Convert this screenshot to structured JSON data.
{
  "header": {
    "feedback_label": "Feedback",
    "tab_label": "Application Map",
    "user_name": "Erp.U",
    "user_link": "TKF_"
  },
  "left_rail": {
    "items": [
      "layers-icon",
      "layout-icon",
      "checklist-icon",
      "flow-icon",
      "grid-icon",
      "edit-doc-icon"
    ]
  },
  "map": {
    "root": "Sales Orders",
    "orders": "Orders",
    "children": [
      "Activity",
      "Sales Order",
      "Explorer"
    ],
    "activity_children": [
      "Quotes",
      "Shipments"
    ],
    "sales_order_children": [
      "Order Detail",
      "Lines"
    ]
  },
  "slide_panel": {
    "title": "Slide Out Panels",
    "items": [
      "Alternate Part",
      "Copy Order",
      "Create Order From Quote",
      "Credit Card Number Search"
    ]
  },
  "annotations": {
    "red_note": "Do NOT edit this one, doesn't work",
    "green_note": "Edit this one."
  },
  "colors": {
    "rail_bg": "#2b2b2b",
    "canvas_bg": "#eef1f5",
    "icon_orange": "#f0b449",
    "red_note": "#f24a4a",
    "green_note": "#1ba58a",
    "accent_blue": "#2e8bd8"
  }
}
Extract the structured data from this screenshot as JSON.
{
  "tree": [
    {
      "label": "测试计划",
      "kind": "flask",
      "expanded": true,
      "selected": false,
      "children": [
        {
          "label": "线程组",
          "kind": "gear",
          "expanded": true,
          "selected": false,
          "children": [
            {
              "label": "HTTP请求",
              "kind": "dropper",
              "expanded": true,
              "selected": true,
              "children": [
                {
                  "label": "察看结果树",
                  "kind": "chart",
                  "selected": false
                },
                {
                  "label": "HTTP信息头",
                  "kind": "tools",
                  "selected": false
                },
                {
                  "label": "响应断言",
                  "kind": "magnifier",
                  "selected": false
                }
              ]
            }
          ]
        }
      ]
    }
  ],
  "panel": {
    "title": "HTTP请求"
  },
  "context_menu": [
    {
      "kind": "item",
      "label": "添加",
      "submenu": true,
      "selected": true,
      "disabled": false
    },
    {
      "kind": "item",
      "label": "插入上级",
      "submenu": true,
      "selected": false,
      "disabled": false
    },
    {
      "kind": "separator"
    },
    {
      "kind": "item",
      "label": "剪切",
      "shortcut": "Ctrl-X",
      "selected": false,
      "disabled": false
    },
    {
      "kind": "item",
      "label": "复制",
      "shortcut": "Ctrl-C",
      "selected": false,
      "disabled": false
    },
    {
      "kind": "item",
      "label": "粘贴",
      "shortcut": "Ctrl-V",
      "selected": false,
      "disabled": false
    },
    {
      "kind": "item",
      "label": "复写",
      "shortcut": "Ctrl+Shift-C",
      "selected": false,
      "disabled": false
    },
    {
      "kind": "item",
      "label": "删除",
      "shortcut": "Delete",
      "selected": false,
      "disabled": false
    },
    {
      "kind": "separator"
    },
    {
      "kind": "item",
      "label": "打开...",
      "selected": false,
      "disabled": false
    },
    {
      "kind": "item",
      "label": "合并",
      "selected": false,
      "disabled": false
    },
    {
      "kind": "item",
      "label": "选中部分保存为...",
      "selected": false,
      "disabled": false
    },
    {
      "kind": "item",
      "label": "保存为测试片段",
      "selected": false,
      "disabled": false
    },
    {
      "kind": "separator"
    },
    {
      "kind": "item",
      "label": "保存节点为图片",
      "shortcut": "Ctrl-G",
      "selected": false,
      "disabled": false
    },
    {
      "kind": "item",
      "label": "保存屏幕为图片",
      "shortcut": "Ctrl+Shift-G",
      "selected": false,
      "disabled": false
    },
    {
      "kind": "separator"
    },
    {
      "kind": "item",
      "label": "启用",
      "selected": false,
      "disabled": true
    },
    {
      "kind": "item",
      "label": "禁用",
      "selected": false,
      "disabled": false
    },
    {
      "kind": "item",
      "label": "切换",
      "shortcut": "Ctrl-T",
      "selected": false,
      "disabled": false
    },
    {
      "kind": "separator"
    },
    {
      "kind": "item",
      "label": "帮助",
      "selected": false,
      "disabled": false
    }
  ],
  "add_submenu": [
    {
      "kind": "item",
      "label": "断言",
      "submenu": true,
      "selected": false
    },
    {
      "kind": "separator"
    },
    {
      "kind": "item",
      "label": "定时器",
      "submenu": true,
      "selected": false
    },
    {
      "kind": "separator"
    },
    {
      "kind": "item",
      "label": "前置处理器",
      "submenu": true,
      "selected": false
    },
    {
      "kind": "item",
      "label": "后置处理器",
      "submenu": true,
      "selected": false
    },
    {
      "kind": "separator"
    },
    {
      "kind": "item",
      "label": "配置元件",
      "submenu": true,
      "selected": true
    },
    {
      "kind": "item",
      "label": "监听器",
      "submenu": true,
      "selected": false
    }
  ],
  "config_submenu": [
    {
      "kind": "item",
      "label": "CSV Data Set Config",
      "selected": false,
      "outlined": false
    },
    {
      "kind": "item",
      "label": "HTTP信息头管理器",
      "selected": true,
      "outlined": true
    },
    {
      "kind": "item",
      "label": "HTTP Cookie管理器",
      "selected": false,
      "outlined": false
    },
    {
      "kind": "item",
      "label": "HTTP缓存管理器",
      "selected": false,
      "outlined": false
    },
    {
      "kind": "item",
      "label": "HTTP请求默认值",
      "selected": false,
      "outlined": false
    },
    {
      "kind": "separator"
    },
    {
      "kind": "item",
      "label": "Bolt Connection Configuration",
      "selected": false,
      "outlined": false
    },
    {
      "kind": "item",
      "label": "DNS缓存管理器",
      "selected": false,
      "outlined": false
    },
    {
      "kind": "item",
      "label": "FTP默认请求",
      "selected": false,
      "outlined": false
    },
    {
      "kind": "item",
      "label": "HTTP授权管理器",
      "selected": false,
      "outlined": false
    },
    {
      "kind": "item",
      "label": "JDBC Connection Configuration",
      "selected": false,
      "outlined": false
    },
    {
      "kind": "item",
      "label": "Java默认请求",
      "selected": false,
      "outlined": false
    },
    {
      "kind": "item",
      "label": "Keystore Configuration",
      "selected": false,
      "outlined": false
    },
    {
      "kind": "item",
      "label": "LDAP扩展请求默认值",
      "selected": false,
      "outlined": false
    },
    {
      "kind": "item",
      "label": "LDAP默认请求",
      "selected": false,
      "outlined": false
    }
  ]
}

= = = =

**Goal:** Type out the entries again, word for word.

**Task response:**
Convert this screenshot to structured JSON data.
{
  "header": {
    "feedback_label": "Feedback",
    "tab_label": "Application Map",
    "user_name": "Erp.U",
    "user_link": "TKF_"
  },
  "left_rail": {
    "items": [
      "layers-icon",
      "layout-icon",
      "checklist-icon",
      "flow-icon",
      "grid-icon",
      "edit-doc-icon"
    ]
  },
  "map": {
    "root": "Sales Orders",
    "orders": "Orders",
    "children": [
      "Activity",
      "Sales Order",
      "Explorer"
    ],
    "activity_children": [
      "Quotes",
      "Shipments"
    ],
    "sales_order_children": [
      "Order Detail",
      "Lines"
    ]
  },
  "slide_panel": {
    "title": "Slide Out Panels",
    "items": [
      "Alternate Part",
      "Copy Order",
      "Create Order From Quote",
      "Credit Card Number Search"
    ]
  },
  "annotations": {
    "red_note": "Do NOT edit this one, doesn't work",
    "green_note": "Edit this one."
  },
  "colors": {
    "rail_bg": "#2b2b2b",
    "canvas_bg": "#eef1f5",
    "icon_orange": "#f0b449",
    "red_note": "#f24a4a",
    "green_note": "#1ba58a",
    "accent_blue": "#2e8bd8"
  }
}
Extract the structured data from this screenshot as JSON.
{
  "tree": [
    {
      "label": "测试计划",
      "kind": "flask",
      "expanded": true,
      "selected": false,
      "children": [
        {
          "label": "线程组",
          "kind": "gear",
          "expanded": true,
          "selected": false,
          "children": [
            {
              "label": "HTTP请求",
              "kind": "dropper",
              "expanded": true,
              "selected": true,
              "children": [
                {
                  "label": "察看结果树",
                  "kind": "chart",
                  "selected": false
                },
                {
                  "label": "HTTP信息头",
                  "kind": "tools",
                  "selected": false
                },
                {
                  "label": "响应断言",
                  "kind": "magnifier",
                  "selected": false
                }
              ]
            }
          ]
        }
      ]
    }
  ],
  "panel": {
    "title": "HTTP请求"
  },
  "context_menu": [
    {
      "kind": "item",
      "label": "添加",
      "submenu": true,
      "selected": true,
      "disabled": false
    },
    {
      "kind": "item",
      "label": "插入上级",
      "submenu": true,
      "selected": false,
      "disabled": false
    },
    {
      "kind": "separator"
    },
    {
      "kind": "item",
      "label": "剪切",
      "shortcut": "Ctrl-X",
      "selected": false,
      "disabled": false
    },
    {
      "kind": "item",
      "label": "复制",
      "shortcut": "Ctrl-C",
      "selected": false,
      "disabled": false
    },
    {
      "kind": "item",
      "label": "粘贴",
      "shortcut": "Ctrl-V",
      "selected": false,
      "disabled": false
    },
    {
      "kind": "item",
      "label": "复写",
      "shortcut": "Ctrl+Shift-C",
      "selected": false,
      "disabled": false
    },
    {
      "kind": "item",
      "label": "删除",
      "shortcut": "Delete",
      "selected": false,
      "disabled": false
    },
    {
      "kind": "separator"
    },
    {
      "kind": "item",
      "label": "打开...",
      "selected": false,
      "disabled": false
    },
    {
      "kind": "item",
      "label": "合并",
      "selected": false,
      "disabled": false
    },
    {
      "kind": "item",
      "label": "选中部分保存为...",
      "selected": false,
      "disabled": false
    },
    {
      "kind": "item",
      "label": "保存为测试片段",
      "selected": false,
      "disabled": false
    },
    {
      "kind": "separator"
    },
    {
      "kind": "item",
      "label": "保存节点为图片",
      "shortcut": "Ctrl-G",
      "selected": false,
      "disabled": false
    },
    {
      "kind": "item",
      "label": "保存屏幕为图片",
      "shortcut": "Ctrl+Shift-G",
      "selected": false,
      "disabled": false
    },
    {
      "kind": "separator"
    },
    {
      "kind": "item",
      "label": "启用",
      "selected": false,
      "disabled": true
    },
    {
      "kind": "item",
      "label": "禁用",
      "selected": false,
      "disabled": false
    },
    {
      "kind": "item",
      "label": "切换",
      "shortcut": "Ctrl-T",
      "selected": false,
      "disabled": false
    },
    {
      "kind": "separator"
    },
    {
      "kind": "item",
      "label": "帮助",
      "selected": false,
      "disabled": false
    }
  ],
  "add_submenu": [
    {
      "kind": "item",
      "label": "断言",
      "submenu": true,
      "selected": false
    },
    {
      "kind": "separator"
    },
    {
      "kind": "item",
      "label": "定时器",
      "submenu": true,
      "selected": false
    },
    {
      "kind": "separator"
    },
    {
      "kind": "item",
      "label": "前置处理器",
      "submenu": true,
      "selected": false
    },
    {
      "kind": "item",
      "label": "后置处理器",
      "submenu": true,
      "selected": false
    },
    {
      "kind": "separator"
    },
    {
      "kind": "item",
      "label": "配置元件",
      "submenu": true,
      "selected": true
    },
    {
      "kind": "item",
      "label": "监听器",
      "submenu": true,
      "selected": false
    }
  ],
  "config_submenu": [
    {
      "kind": "item",
      "label": "CSV Data Set Config",
      "selected": false,
      "outlined": false
    },
    {
      "kind": "item",
      "label": "HTTP信息头管理器",
      "selected": true,
      "outlined": true
    },
    {
      "kind": "item",
      "label": "HTTP Cookie管理器",
      "selected": false,
      "outlined": false
    },
    {
      "kind": "item",
      "label": "HTTP缓存管理器",
      "selected": false,
      "outlined": false
    },
    {
      "kind": "item",
      "label": "HTTP请求默认值",
      "selected": false,
      "outlined": false
    },
    {
      "kind": "separator"
    },
    {
      "kind": "item",
      "label": "Bolt Connection Configuration",
      "selected": false,
      "outlined": false
    },
    {
      "kind": "item",
      "label": "DNS缓存管理器",
      "selected": false,
      "outlined": false
    },
    {
      "kind": "item",
      "label": "FTP默认请求",
      "selected": false,
      "outlined": false
    },
    {
      "kind": "item",
      "label": "HTTP授权管理器",
      "selected": false,
      "outlined": false
    },
    {
      "kind": "item",
      "label": "JDBC Connection Configuration",
      "selected": false,
      "outlined": false
    },
    {
      "kind": "item",
      "label": "Java默认请求",
      "selected": false,
      "outlined": false
    },
    {
      "kind": "item",
      "label": "Keystore Configuration",
      "selected": false,
      "outlined": false
    },
    {
      "kind": "item",
      "label": "LDAP扩展请求默认值",
      "selected": false,
      "outlined": false
    },
    {
      "kind": "item",
      "label": "LDAP默认请求",
      "selected": false,
      "outlined": false
    }
  ]
}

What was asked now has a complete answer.